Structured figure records
——

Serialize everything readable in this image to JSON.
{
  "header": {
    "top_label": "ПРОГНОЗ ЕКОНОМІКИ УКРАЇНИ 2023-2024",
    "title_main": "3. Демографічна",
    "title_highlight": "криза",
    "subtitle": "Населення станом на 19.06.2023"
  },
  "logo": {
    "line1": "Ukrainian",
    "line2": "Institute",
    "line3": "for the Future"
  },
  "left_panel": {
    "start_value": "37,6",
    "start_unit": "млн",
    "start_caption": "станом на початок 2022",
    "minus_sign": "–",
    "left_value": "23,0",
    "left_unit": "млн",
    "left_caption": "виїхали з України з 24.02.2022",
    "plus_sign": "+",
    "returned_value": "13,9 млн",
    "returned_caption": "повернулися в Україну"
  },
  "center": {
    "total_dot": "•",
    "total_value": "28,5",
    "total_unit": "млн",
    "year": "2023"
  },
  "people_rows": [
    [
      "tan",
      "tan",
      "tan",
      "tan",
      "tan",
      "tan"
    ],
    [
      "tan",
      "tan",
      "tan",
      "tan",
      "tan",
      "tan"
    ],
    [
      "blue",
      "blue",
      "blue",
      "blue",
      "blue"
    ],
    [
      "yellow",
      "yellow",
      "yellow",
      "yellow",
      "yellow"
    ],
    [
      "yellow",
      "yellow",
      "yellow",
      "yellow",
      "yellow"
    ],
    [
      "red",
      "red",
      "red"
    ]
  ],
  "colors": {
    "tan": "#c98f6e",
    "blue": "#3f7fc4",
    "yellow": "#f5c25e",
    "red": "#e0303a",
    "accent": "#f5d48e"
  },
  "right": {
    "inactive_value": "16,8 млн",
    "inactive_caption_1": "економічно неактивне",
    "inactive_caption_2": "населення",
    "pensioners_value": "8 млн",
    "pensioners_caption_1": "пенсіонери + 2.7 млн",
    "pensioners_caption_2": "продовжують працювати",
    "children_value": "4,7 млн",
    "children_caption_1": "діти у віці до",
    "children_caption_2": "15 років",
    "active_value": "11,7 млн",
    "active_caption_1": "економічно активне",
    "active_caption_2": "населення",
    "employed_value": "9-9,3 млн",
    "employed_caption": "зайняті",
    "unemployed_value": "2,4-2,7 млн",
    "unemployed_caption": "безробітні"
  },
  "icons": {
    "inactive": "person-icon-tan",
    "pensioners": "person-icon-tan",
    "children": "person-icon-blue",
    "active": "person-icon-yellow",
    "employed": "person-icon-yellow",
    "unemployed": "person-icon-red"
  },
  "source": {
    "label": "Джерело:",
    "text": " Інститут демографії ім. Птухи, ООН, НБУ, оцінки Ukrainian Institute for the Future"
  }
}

——

Write the listing out again, exactly as shown above.

Serialize everything readable in this image to JSON.
{
  "header": {
    "top_label": "ПРОГНОЗ ЕКОНОМІКИ УКРАЇНИ 2023-2024",
    "title_main": "3. Демографічна",
    "title_highlight": "криза",
    "subtitle": "Населення станом на 19.06.2023"
  },
  "logo": {
    "line1": "Ukrainian",
    "line2": "Institute",
    "line3": "for the Future"
  },
  "left_panel": {
    "start_value": "37,6",
    "start_unit": "млн",
    "start_caption": "станом на початок 2022",
    "minus_sign": "–",
    "left_value": "23,0",
    "left_unit": "млн",
    "left_caption": "виїхали з України з 24.02.2022",
    "plus_sign": "+",
    "returned_value": "13,9 млн",
    "returned_caption": "повернулися в Україну"
  },
  "center": {
    "total_dot": "•",
    "total_value": "28,5",
    "total_unit": "млн",
    "year": "2023"
  },
  "people_rows": [
    [
      "tan",
      "tan",
      "tan",
      "tan",
      "tan",
      "tan"
    ],
    [
      "tan",
      "tan",
      "tan",
      "tan",
      "tan",
      "tan"
    ],
    [
      "blue",
      "blue",
      "blue",
      "blue",
      "blue"
    ],
    [
      "yellow",
      "yellow",
      "yellow",
      "yellow",
      "yellow"
    ],
    [
      "yellow",
      "yellow",
      "yellow",
      "yellow",
      "yellow"
    ],
    [
      "red",
      "red",
      "red"
    ]
  ],
  "colors": {
    "tan": "#c98f6e",
    "blue": "#3f7fc4",
    "yellow": "#f5c25e",
    "red": "#e0303a",
    "accent": "#f5d48e"
  },
  "right": {
    "inactive_value": "16,8 млн",
    "inactive_caption_1": "економічно неактивне",
    "inactive_caption_2": "населення",
    "pensioners_value": "8 млн",
    "pensioners_caption_1": "пенсіонери + 2.7 млн",
    "pensioners_caption_2": "продовжують працювати",
    "children_value": "4,7 млн",
    "children_caption_1": "діти у віці до",
    "children_caption_2": "15 років",
    "active_value": "11,7 млн",
    "active_caption_1": "економічно активне",
    "active_caption_2": "населення",
    "employed_value": "9-9,3 млн",
    "employed_caption": "зайняті",
    "unemployed_value": "2,4-2,7 млн",
    "unemployed_caption": "безробітні"
  },
  "icons": {
    "inactive": "person-icon-tan",
    "pensioners": "person-icon-tan",
    "children": "person-icon-blue",
    "active": "person-icon-yellow",
    "employed": "person-icon-yellow",
    "unemployed": "person-icon-red"
  },
  "source": {
    "label": "Джерело:",
    "text": " Інститут демографії ім. Птухи, ООН, НБУ, оцінки Ukrainian Institute for the Future"
  }
}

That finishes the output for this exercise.